--- Problem requirements ---
Comb the records below for the string "Index" and copy each line where it turns up.

--- Supplied data ---
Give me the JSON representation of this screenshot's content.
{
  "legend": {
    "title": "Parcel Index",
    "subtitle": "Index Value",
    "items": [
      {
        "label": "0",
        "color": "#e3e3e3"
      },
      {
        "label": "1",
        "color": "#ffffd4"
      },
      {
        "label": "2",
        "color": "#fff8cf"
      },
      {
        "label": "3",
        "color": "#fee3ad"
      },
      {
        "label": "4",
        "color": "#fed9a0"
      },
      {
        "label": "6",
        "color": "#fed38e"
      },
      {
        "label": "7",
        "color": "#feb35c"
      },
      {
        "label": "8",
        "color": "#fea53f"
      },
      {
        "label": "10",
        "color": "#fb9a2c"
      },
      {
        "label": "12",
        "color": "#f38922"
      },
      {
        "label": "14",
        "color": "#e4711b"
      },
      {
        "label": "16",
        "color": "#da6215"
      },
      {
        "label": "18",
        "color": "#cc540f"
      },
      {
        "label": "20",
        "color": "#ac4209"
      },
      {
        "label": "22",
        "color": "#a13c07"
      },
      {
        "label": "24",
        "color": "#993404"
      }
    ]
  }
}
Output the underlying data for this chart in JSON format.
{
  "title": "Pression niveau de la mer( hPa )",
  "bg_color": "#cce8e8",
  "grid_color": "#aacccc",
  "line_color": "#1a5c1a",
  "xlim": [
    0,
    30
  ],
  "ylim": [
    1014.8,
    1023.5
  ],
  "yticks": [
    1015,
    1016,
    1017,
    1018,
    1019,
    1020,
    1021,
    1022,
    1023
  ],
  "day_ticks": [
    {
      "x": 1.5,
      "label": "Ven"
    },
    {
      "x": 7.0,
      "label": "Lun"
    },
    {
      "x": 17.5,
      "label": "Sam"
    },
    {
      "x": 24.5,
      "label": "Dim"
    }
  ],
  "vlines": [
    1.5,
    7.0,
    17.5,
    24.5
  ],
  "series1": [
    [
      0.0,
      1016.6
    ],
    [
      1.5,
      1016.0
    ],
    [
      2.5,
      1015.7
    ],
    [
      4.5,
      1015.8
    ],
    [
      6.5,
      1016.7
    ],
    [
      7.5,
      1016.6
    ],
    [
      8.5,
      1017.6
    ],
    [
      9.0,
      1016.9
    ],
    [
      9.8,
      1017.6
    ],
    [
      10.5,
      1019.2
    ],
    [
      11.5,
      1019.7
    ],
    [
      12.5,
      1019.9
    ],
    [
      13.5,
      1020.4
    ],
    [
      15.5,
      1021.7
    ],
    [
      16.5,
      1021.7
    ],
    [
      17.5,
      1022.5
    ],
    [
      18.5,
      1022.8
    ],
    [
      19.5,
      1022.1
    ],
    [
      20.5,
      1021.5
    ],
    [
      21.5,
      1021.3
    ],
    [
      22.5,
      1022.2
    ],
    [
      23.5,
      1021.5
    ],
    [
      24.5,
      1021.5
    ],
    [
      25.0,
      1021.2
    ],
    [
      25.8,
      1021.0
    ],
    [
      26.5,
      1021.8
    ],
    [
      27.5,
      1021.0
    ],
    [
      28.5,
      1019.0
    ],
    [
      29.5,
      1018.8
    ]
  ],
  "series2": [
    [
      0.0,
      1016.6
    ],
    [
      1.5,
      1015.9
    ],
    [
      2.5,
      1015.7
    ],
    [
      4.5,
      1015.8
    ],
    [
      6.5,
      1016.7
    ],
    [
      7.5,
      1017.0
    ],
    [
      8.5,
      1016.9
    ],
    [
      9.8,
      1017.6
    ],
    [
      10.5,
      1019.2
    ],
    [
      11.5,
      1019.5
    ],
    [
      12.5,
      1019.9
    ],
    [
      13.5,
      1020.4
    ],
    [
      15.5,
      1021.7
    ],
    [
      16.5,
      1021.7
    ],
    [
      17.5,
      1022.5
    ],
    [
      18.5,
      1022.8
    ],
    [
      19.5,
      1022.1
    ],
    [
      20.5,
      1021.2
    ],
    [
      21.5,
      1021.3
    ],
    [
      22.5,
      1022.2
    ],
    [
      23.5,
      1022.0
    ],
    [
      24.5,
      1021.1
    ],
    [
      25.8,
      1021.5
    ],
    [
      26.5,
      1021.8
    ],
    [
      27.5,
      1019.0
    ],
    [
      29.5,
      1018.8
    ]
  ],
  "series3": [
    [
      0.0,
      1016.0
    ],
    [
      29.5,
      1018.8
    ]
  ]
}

--- Task response ---
    "title": "Parcel Index",
    "subtitle": "Index Value",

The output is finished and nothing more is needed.